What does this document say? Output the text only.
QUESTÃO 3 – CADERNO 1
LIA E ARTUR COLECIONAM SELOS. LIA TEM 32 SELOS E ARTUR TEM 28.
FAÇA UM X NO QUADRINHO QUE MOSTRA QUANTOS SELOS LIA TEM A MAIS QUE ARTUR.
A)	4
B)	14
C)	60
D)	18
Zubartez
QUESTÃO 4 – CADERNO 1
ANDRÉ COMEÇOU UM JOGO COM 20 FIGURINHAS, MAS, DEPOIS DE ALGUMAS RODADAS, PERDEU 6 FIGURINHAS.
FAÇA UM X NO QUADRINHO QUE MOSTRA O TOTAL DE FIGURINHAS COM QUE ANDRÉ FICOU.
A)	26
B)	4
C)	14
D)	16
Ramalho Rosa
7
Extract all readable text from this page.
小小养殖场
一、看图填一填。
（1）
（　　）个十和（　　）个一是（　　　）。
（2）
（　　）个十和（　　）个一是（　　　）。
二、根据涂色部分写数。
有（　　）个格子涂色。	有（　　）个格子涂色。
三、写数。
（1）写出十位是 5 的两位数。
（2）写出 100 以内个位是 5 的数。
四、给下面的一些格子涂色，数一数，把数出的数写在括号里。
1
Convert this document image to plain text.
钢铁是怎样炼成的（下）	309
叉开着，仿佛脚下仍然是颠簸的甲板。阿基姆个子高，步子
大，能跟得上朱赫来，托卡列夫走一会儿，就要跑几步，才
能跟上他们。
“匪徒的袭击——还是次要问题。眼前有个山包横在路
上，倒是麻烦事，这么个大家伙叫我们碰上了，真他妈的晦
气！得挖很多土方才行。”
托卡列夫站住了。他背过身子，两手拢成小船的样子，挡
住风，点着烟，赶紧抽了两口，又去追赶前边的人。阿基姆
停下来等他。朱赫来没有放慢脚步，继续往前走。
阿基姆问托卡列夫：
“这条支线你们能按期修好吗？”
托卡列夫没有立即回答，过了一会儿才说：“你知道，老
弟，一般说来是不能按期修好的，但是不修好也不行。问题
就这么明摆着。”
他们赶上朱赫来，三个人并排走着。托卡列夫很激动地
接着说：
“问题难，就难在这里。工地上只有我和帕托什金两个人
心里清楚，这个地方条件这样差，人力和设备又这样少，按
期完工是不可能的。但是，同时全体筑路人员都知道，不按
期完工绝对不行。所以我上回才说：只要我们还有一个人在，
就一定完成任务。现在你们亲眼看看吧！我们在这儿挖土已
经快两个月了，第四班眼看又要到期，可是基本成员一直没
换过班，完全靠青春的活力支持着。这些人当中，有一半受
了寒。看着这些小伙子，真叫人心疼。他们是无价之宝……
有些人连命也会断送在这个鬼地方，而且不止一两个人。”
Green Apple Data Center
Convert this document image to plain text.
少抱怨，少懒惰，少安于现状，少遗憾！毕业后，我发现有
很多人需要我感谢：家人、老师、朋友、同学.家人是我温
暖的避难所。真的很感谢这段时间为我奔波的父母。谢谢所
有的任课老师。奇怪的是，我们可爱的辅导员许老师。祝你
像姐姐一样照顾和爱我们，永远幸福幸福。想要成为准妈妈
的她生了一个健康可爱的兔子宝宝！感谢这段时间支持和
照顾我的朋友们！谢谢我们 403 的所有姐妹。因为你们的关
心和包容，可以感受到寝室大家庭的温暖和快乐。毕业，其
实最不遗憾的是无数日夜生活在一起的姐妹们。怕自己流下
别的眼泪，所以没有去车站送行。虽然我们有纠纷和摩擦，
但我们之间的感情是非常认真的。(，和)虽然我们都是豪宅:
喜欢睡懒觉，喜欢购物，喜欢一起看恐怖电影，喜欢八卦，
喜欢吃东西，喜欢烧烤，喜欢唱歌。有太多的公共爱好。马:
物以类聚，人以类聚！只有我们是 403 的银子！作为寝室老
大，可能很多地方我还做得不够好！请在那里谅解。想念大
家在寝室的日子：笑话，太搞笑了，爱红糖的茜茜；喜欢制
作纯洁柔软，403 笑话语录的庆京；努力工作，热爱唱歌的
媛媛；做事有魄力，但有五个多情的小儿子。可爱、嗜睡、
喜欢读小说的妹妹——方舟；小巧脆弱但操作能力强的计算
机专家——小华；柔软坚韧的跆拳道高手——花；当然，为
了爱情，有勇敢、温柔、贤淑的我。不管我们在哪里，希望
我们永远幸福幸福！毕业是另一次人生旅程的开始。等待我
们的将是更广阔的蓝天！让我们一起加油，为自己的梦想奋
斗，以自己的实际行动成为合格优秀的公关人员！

Exercise goal. Every record above should be copied exactly.

Solution to the problem.
What does this document say? Output the text only.
QUESTÃO 3 – CADERNO 1
LIA E ARTUR COLECIONAM SELOS. LIA TEM 32 SELOS E ARTUR TEM 28.
FAÇA UM X NO QUADRINHO QUE MOSTRA QUANTOS SELOS LIA TEM A MAIS QUE ARTUR.
A)	4
B)	14
C)	60
D)	18
Zubartez
QUESTÃO 4 – CADERNO 1
ANDRÉ COMEÇOU UM JOGO COM 20 FIGURINHAS, MAS, DEPOIS DE ALGUMAS RODADAS, PERDEU 6 FIGURINHAS.
FAÇA UM X NO QUADRINHO QUE MOSTRA O TOTAL DE FIGURINHAS COM QUE ANDRÉ FICOU.
A)	26
B)	4
C)	14
D)	16
Ramalho Rosa
7
Extract all readable text from this page.
小小养殖场
一、看图填一填。
（1）
（　　）个十和（　　）个一是（　　　）。
（2）
（　　）个十和（　　）个一是（　　　）。
二、根据涂色部分写数。
有（　　）个格子涂色。	有（　　）个格子涂色。
三、写数。
（1）写出十位是 5 的两位数。
（2）写出 100 以内个位是 5 的数。
四、给下面的一些格子涂色，数一数，把数出的数写在括号里。
1
Convert this document image to plain text.
钢铁是怎样炼成的（下）	309
叉开着，仿佛脚下仍然是颠簸的甲板。阿基姆个子高，步子
大，能跟得上朱赫来，托卡列夫走一会儿，就要跑几步，才
能跟上他们。
“匪徒的袭击——还是次要问题。眼前有个山包横在路
上，倒是麻烦事，这么个大家伙叫我们碰上了，真他妈的晦
气！得挖很多土方才行。”
托卡列夫站住了。他背过身子，两手拢成小船的样子，挡
住风，点着烟，赶紧抽了两口，又去追赶前边的人。阿基姆
停下来等他。朱赫来没有放慢脚步，继续往前走。
阿基姆问托卡列夫：
“这条支线你们能按期修好吗？”
托卡列夫没有立即回答，过了一会儿才说：“你知道，老
弟，一般说来是不能按期修好的，但是不修好也不行。问题
就这么明摆着。”
他们赶上朱赫来，三个人并排走着。托卡列夫很激动地
接着说：
“问题难，就难在这里。工地上只有我和帕托什金两个人
心里清楚，这个地方条件这样差，人力和设备又这样少，按
期完工是不可能的。但是，同时全体筑路人员都知道，不按
期完工绝对不行。所以我上回才说：只要我们还有一个人在，
就一定完成任务。现在你们亲眼看看吧！我们在这儿挖土已
经快两个月了，第四班眼看又要到期，可是基本成员一直没
换过班，完全靠青春的活力支持着。这些人当中，有一半受
了寒。看着这些小伙子，真叫人心疼。他们是无价之宝……
有些人连命也会断送在这个鬼地方，而且不止一两个人。”
Green Apple Data Center
Convert this document image to plain text.
少抱怨，少懒惰，少安于现状，少遗憾！毕业后，我发现有
很多人需要我感谢：家人、老师、朋友、同学.家人是我温
暖的避难所。真的很感谢这段时间为我奔波的父母。谢谢所
有的任课老师。奇怪的是，我们可爱的辅导员许老师。祝你
像姐姐一样照顾和爱我们，永远幸福幸福。想要成为准妈妈
的她生了一个健康可爱的兔子宝宝！感谢这段时间支持和
照顾我的朋友们！谢谢我们 403 的所有姐妹。因为你们的关
心和包容，可以感受到寝室大家庭的温暖和快乐。毕业，其
实最不遗憾的是无数日夜生活在一起的姐妹们。怕自己流下
别的眼泪，所以没有去车站送行。虽然我们有纠纷和摩擦，
但我们之间的感情是非常认真的。(，和)虽然我们都是豪宅:
喜欢睡懒觉，喜欢购物，喜欢一起看恐怖电影，喜欢八卦，
喜欢吃东西，喜欢烧烤，喜欢唱歌。有太多的公共爱好。马:
物以类聚，人以类聚！只有我们是 403 的银子！作为寝室老
大，可能很多地方我还做得不够好！请在那里谅解。想念大
家在寝室的日子：笑话，太搞笑了，爱红糖的茜茜；喜欢制
作纯洁柔软，403 笑话语录的庆京；努力工作，热爱唱歌的
媛媛；做事有魄力，但有五个多情的小儿子。可爱、嗜睡、
喜欢读小说的妹妹——方舟；小巧脆弱但操作能力强的计算
机专家——小华；柔软坚韧的跆拳道高手——花；当然，为
了爱情，有勇敢、温柔、贤淑的我。不管我们在哪里，希望
我们永远幸福幸福！毕业是另一次人生旅程的开始。等待我
们的将是更广阔的蓝天！让我们一起加油，为自己的梦想奋
斗，以自己的实际行动成为合格优秀的公关人员！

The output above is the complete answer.